begin Provided records

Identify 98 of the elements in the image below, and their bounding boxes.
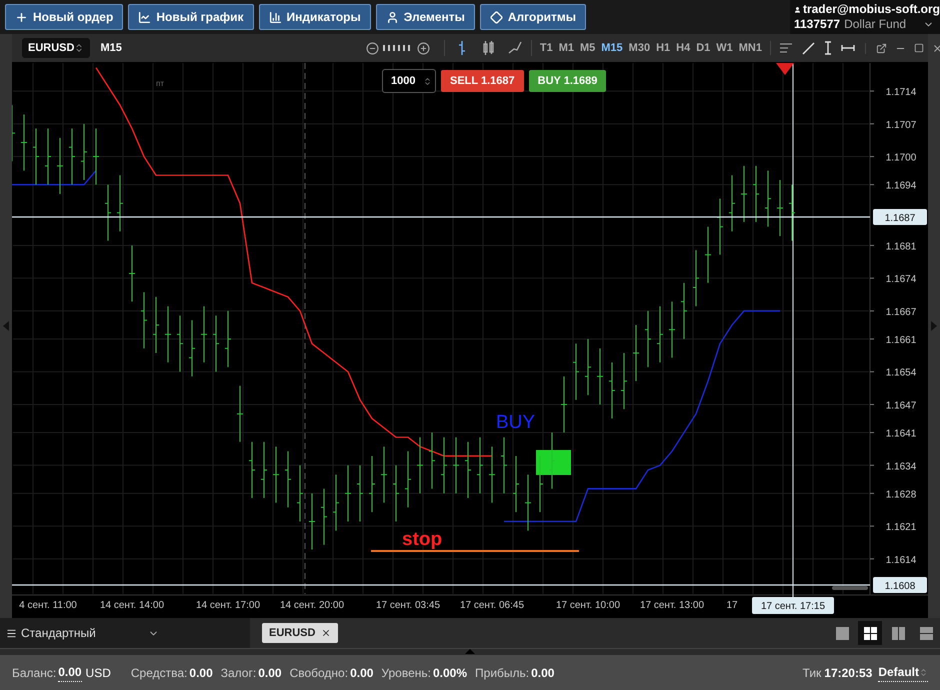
status-label: Уровень: <box>381 664 431 682</box>
timeframe-tab[interactable]: T1 <box>540 40 553 56</box>
trend-line-icon[interactable] <box>802 42 815 54</box>
status-value: 0.00 <box>531 664 554 682</box>
maximize-icon[interactable] <box>914 43 924 53</box>
time-tick: 4 сент. 11:00 <box>19 600 77 611</box>
sell-button[interactable]: SELL 1.1687 <box>441 70 524 92</box>
price-tick: 1.1694 <box>886 180 916 192</box>
time-tick: 17 <box>726 600 738 611</box>
status-label: Средства: <box>130 664 188 682</box>
scrollbar[interactable] <box>832 586 868 590</box>
crosshair-time-label: 17 сент. 17:15 <box>752 597 834 614</box>
zoom-level-icon <box>382 45 413 51</box>
stepper-icon <box>74 43 84 53</box>
status-unit: USD <box>86 664 111 682</box>
buy-annotation: BUY <box>496 412 536 433</box>
price-tick: 1.1647 <box>886 400 916 412</box>
close-tab-icon[interactable] <box>321 628 332 638</box>
entry-marker <box>536 450 571 475</box>
status-label: Свободно: <box>290 664 348 682</box>
price-tick: 1.1628 <box>886 489 916 500</box>
timeframe-tab[interactable]: MN1 <box>738 40 762 56</box>
toolbar-button[interactable]: Новый ордер <box>5 4 124 30</box>
stop-annotation: stop <box>402 529 442 550</box>
timeframe-tab[interactable]: H4 <box>676 40 690 56</box>
symbol-select[interactable]: EURUSD <box>22 38 90 58</box>
profile-select[interactable]: Default <box>878 663 928 682</box>
session-label: пт <box>156 79 164 88</box>
time-tick: 17 сент. 03:45 <box>376 600 440 611</box>
status-label: Залог: <box>220 664 256 682</box>
tick-label: Тик <box>802 664 822 682</box>
period-label: M15 <box>100 40 122 56</box>
menu-icon <box>6 628 17 638</box>
status-label: Баланс: <box>12 664 56 682</box>
detach-icon[interactable] <box>876 42 887 54</box>
chart-tab[interactable]: EURUSD <box>262 623 338 643</box>
price-tick: 1.1667 <box>886 306 916 318</box>
stepper-icon[interactable] <box>423 76 432 86</box>
bar-chart-icon <box>268 10 282 24</box>
line-chart-type-icon[interactable] <box>506 40 523 56</box>
vertical-line-icon[interactable] <box>824 41 832 55</box>
volume-field[interactable]: 1000 <box>382 69 436 93</box>
toolbar-button[interactable]: Индикаторы <box>258 4 371 30</box>
account-number: 1137577 <box>794 17 840 32</box>
price-tick: 1.1621 <box>886 522 916 534</box>
toolbar-button[interactable]: Новый график <box>128 4 254 30</box>
chart-icon <box>138 10 152 24</box>
tick-time: 17:20:53 <box>824 664 872 682</box>
grid-layout-icon <box>864 626 876 640</box>
timeframe-tab[interactable]: M30 <box>628 40 650 56</box>
person-icon <box>386 10 399 24</box>
columns-layout-icon <box>892 626 904 640</box>
zoom-out-icon[interactable] <box>366 42 379 54</box>
timeframe-tab[interactable]: D1 <box>696 40 710 56</box>
status-value: 0.00% <box>432 664 468 682</box>
timeframe-tab[interactable]: M1 <box>558 40 574 56</box>
price-tick: 1.1641 <box>886 428 916 440</box>
timeframe-tab[interactable]: M15 <box>601 40 623 56</box>
price-tick: 1.1654 <box>886 368 916 379</box>
toolbar-button[interactable]: Элементы <box>376 4 475 30</box>
status-value: 0.00 <box>350 664 374 682</box>
plus-icon <box>15 10 28 24</box>
time-tick: 14 сент. 17:00 <box>196 600 260 611</box>
toolbar-button[interactable]: Алгоритмы <box>480 4 586 30</box>
price-tick: 1.1714 <box>886 87 916 98</box>
layout-button[interactable] <box>858 621 882 645</box>
price-tick: 1.1634 <box>886 461 916 472</box>
time-tick: 17 сент. 06:45 <box>460 600 524 611</box>
horizontal-line-icon[interactable] <box>841 44 855 52</box>
time-tick: 14 сент. 20:00 <box>280 600 344 611</box>
timeframe-tab[interactable]: M5 <box>580 40 596 56</box>
price-tick: 1.1614 <box>886 554 916 566</box>
diamond-icon <box>490 10 503 24</box>
zoom-in-icon[interactable] <box>416 42 430 54</box>
time-tick: 14 сент. 14:00 <box>100 600 164 611</box>
user-email: trader@mobius-soft.org <box>802 2 940 17</box>
price-tick: 1.1707 <box>886 120 916 131</box>
stepper-icon <box>919 668 928 676</box>
price-tick: 1.1661 <box>886 335 916 346</box>
status-value: 0.00 <box>258 664 282 682</box>
time-tick: 17 сент. 13:00 <box>640 600 704 611</box>
levels-icon[interactable] <box>779 42 793 54</box>
current-price-label: 1.1687 <box>873 209 927 225</box>
price-tick: 1.1674 <box>886 274 916 286</box>
time-tick: 17 сент. 10:00 <box>556 600 620 611</box>
price-tick: 1.1700 <box>886 152 916 164</box>
status-value: 0.00 <box>189 664 213 682</box>
fund-name: Dollar Fund <box>844 17 906 32</box>
rows-layout-icon <box>920 626 932 640</box>
price-label: 1.1608 <box>873 577 927 593</box>
single-layout-icon <box>836 626 848 640</box>
timeframe-tab[interactable]: W1 <box>716 40 733 56</box>
status-label: Прибыль: <box>475 664 530 682</box>
timeframe-tab[interactable]: H1 <box>656 40 670 56</box>
close-icon[interactable] <box>932 42 940 54</box>
price-tick: 1.1681 <box>886 241 916 252</box>
layout-select[interactable]: Стандартный <box>0 618 250 648</box>
status-value: 0.00 <box>58 663 82 682</box>
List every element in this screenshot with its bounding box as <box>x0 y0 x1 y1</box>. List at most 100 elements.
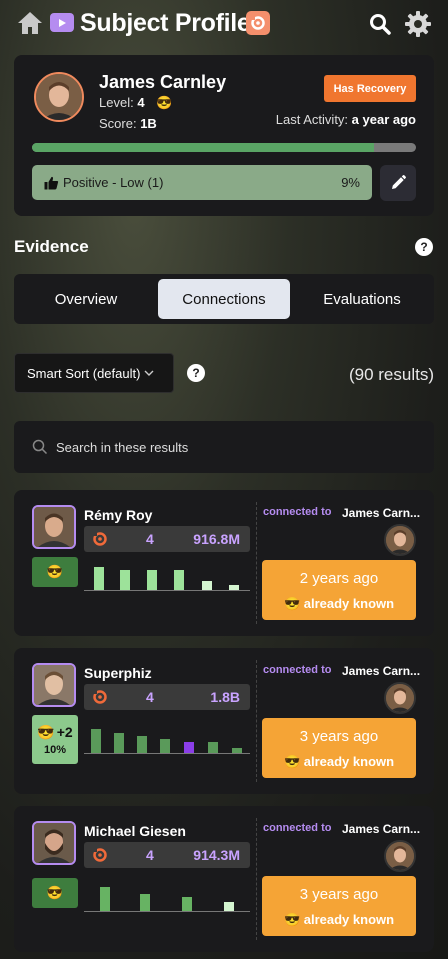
activity-bar <box>120 570 130 590</box>
search-input[interactable]: Search in these results <box>14 421 434 473</box>
search-icon[interactable] <box>368 12 392 36</box>
connected-to-name[interactable]: James Carn... <box>342 822 420 836</box>
activity-bar <box>100 887 110 911</box>
brand-ring-icon <box>246 11 270 35</box>
known-emoji: 😎 <box>283 754 301 769</box>
connection-age: 3 years ago <box>299 728 379 745</box>
gear-icon[interactable] <box>404 10 432 38</box>
score-value: 1B <box>140 116 157 131</box>
connection-card[interactable]: Rémy Roy 4 916.8M 😎 connected to James Carn..… <box>14 490 434 636</box>
known-label: already known <box>303 596 395 611</box>
level-value: 4 <box>137 95 145 110</box>
home-icon[interactable] <box>16 10 44 36</box>
tag-emoji: 😎 <box>46 564 64 579</box>
results-count: (90 results) <box>348 365 434 384</box>
level-tag: 😎 <box>32 878 78 908</box>
sentiment-progress-bar <box>32 143 416 152</box>
activity-bar <box>232 748 242 753</box>
connection-age: 3 years ago <box>299 886 379 903</box>
known-status: 2 years ago 😎 already known <box>262 560 416 620</box>
tag-emoji: 😎 <box>37 723 55 740</box>
connection-avatar[interactable] <box>32 663 76 707</box>
activity-bars <box>84 723 250 754</box>
sort-label: Smart Sort (default) <box>27 365 141 381</box>
score-label: Score: <box>99 116 137 131</box>
brand-ring-icon <box>93 532 107 546</box>
known-label-wrap: 😎 already known <box>262 596 416 612</box>
divider <box>256 818 257 940</box>
tab-evaluations[interactable]: Evaluations <box>296 279 428 319</box>
subject-name: James Carnley <box>99 72 227 92</box>
known-emoji: 😎 <box>283 596 301 611</box>
connected-label: connected to <box>263 664 332 676</box>
level-tag: 😎 <box>32 557 78 587</box>
connection-count: 4 <box>146 531 154 547</box>
sentiment-label-wrap: Positive - Low (1) <box>44 175 163 190</box>
connected-label: connected to <box>263 506 332 518</box>
activity-bar <box>94 567 104 590</box>
level-tag: 😎 +2 10% <box>32 715 78 764</box>
subject-score: Score: 1B <box>99 116 157 131</box>
activity-bar <box>147 570 157 590</box>
connection-card[interactable]: Superphiz 4 1.8B 😎 +2 10% connected to James Ca… <box>14 648 434 794</box>
connection-card[interactable]: Michael Giesen 4 914.3M 😎 connected to James … <box>14 806 434 952</box>
sort-help-icon[interactable]: ? <box>187 364 205 382</box>
connected-to-name[interactable]: James Carn... <box>342 506 420 520</box>
avatar[interactable] <box>34 72 84 122</box>
divider <box>256 502 257 624</box>
connection-avatar[interactable] <box>32 821 76 865</box>
known-label-wrap: 😎 already known <box>262 912 416 928</box>
connected-to-name[interactable]: James Carn... <box>342 664 420 678</box>
activity-bar <box>160 739 170 753</box>
connection-name[interactable]: Michael Giesen <box>84 823 186 839</box>
connection-count: 4 <box>146 847 154 863</box>
sentiment-bar[interactable]: Positive - Low (1) 9% <box>32 165 372 200</box>
activity-bars <box>84 881 250 912</box>
connection-score: 916.8M <box>193 531 240 547</box>
activity-bar <box>182 897 192 911</box>
brand-ring-icon <box>93 848 107 862</box>
level-label: Level: <box>99 95 134 110</box>
tag-extra: +2 <box>56 724 73 740</box>
connected-to-avatar[interactable] <box>384 524 416 556</box>
app-header: Subject Profile <box>0 0 448 48</box>
activity-bar <box>140 894 150 911</box>
tag-emoji: 😎 <box>46 885 64 900</box>
connected-to-avatar[interactable] <box>384 682 416 714</box>
connection-avatar[interactable] <box>32 505 76 549</box>
known-label: already known <box>303 754 395 769</box>
activity-bar <box>202 581 212 590</box>
activity-bar <box>208 742 218 753</box>
last-activity: Last Activity: a year ago <box>276 112 416 127</box>
connection-score: 1.8B <box>210 689 240 705</box>
connection-name[interactable]: Superphiz <box>84 665 152 681</box>
sentiment-percent: 9% <box>341 175 360 190</box>
tab-overview[interactable]: Overview <box>20 279 152 319</box>
pencil-icon <box>392 175 406 189</box>
activity-bar <box>229 585 239 590</box>
help-icon[interactable]: ? <box>415 238 433 256</box>
tag-percent: 10% <box>43 743 67 756</box>
connected-to-avatar[interactable] <box>384 840 416 872</box>
activity-bar <box>114 733 124 753</box>
connection-name[interactable]: Rémy Roy <box>84 507 152 523</box>
connection-stats: 4 1.8B <box>84 684 250 710</box>
connection-stats: 4 916.8M <box>84 526 250 552</box>
connected-label: connected to <box>263 822 332 834</box>
sentiment-label: Positive - Low (1) <box>63 175 164 190</box>
evidence-tabs: Overview Connections Evaluations <box>14 274 434 324</box>
recovery-badge: Has Recovery <box>324 75 416 102</box>
last-activity-value: a year ago <box>351 112 416 127</box>
activity-bar <box>91 729 101 753</box>
tab-connections[interactable]: Connections <box>158 279 290 319</box>
activity-bar <box>184 742 194 753</box>
known-status: 3 years ago 😎 already known <box>262 876 416 936</box>
video-icon[interactable] <box>50 13 74 32</box>
sort-select[interactable]: Smart Sort (default) <box>14 353 174 393</box>
edit-button[interactable] <box>380 165 416 201</box>
progress-fill <box>32 143 374 152</box>
search-placeholder: Search in these results <box>56 440 189 455</box>
section-title: Evidence <box>14 237 89 256</box>
known-label-wrap: 😎 already known <box>262 754 416 770</box>
known-status: 3 years ago 😎 already known <box>262 718 416 778</box>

end Provided records

Tally the lines in the records above that contain the string "last", treating uppercase and lowercase as different, and give only the number.

- Reply: 2